*Task statement*
Reply with one number: the count of lines in the records below that hold "JSON".

***

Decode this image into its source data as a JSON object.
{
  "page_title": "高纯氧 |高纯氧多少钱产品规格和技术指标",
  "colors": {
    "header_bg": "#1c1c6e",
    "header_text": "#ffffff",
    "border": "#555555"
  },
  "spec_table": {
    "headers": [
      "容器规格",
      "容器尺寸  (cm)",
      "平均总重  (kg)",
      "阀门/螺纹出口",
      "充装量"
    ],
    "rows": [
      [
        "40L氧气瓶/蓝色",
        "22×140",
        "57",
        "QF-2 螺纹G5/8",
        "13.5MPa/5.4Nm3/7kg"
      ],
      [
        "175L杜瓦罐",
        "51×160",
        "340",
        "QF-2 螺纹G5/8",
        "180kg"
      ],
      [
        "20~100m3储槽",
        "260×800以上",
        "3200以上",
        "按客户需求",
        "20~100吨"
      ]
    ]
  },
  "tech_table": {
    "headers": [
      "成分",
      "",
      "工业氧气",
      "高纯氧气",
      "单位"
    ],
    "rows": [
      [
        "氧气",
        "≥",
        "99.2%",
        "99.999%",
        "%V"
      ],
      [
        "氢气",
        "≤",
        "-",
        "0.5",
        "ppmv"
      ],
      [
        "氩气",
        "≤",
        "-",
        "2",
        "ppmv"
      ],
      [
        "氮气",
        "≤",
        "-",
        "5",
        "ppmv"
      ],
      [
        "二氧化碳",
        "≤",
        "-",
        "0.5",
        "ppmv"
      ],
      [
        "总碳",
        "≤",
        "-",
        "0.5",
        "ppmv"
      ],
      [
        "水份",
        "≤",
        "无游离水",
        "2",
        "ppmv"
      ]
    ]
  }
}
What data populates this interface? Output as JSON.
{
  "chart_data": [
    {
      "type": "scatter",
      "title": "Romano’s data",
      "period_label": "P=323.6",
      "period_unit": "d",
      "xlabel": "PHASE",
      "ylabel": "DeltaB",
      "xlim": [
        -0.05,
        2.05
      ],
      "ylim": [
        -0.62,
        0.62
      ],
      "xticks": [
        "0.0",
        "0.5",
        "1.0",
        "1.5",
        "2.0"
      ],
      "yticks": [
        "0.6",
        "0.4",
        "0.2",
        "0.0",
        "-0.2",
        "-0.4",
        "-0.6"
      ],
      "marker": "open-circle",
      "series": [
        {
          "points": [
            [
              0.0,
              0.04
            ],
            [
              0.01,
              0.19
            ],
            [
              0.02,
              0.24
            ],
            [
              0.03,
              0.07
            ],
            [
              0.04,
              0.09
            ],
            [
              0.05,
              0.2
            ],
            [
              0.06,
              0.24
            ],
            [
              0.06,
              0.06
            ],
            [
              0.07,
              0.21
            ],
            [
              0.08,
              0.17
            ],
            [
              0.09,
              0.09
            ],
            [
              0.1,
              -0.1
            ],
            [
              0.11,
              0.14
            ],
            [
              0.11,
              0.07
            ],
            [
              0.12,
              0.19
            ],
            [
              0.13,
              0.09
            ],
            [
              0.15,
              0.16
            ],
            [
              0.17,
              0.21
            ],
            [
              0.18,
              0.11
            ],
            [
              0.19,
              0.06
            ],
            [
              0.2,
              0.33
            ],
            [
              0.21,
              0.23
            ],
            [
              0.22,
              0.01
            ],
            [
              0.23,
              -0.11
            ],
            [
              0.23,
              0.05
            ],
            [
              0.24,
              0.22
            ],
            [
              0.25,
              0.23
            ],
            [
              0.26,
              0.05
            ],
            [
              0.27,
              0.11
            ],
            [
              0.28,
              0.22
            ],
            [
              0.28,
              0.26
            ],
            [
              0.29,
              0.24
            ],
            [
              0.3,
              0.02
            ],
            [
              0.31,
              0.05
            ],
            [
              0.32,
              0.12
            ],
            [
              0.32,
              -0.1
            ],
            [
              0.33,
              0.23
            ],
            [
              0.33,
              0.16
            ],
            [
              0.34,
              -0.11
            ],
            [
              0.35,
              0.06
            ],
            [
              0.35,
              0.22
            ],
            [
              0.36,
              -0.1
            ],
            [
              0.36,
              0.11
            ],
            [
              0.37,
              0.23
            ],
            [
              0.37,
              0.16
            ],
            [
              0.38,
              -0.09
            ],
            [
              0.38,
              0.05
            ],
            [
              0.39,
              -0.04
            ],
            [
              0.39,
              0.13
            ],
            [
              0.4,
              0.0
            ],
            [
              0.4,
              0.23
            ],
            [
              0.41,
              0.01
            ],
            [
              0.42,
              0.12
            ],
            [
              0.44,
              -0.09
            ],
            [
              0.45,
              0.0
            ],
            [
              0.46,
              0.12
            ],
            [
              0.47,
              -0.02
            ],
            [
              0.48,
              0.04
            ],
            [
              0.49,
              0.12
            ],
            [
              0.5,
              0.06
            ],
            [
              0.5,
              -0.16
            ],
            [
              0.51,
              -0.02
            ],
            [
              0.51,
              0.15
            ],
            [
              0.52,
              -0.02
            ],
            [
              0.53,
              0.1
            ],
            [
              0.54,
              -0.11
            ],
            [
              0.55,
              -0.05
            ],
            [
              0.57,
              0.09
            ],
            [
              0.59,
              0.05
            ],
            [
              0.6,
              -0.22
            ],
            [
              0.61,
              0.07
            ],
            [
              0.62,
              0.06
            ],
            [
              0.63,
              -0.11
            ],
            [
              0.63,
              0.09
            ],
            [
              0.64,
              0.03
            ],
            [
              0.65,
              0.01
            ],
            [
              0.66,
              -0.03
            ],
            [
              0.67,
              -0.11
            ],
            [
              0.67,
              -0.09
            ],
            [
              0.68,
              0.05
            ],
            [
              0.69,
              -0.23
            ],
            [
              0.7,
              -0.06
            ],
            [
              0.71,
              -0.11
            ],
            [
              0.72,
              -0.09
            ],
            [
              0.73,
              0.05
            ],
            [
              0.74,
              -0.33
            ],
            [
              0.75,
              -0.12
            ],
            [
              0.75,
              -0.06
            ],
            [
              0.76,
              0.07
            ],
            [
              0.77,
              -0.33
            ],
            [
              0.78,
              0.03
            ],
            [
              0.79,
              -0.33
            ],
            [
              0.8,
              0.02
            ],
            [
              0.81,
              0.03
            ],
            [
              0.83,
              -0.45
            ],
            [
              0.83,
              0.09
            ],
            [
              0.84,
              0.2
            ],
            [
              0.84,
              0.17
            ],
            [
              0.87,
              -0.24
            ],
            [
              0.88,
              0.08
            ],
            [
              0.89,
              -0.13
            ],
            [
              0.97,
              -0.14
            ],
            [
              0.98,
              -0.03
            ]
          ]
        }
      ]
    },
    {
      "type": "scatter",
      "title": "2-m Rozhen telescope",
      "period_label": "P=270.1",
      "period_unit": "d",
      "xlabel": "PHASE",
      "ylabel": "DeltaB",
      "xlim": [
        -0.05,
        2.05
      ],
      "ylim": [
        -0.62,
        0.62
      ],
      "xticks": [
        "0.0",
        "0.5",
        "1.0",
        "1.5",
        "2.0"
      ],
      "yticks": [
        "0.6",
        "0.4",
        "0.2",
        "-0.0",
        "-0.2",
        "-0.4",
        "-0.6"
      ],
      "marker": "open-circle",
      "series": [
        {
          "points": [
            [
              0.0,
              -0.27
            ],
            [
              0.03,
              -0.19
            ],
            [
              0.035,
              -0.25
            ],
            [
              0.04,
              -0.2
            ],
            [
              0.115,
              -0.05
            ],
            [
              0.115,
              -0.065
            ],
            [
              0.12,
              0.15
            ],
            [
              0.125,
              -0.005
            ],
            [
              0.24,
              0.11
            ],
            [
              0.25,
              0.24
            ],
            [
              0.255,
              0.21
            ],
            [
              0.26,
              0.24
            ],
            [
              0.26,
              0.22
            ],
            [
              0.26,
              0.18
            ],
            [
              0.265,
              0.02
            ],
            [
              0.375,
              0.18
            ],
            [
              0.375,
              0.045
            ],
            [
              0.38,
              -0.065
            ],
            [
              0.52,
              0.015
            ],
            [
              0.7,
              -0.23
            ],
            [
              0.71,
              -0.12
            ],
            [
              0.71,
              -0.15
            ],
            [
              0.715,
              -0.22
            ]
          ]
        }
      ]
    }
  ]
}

***

*Correct response*
2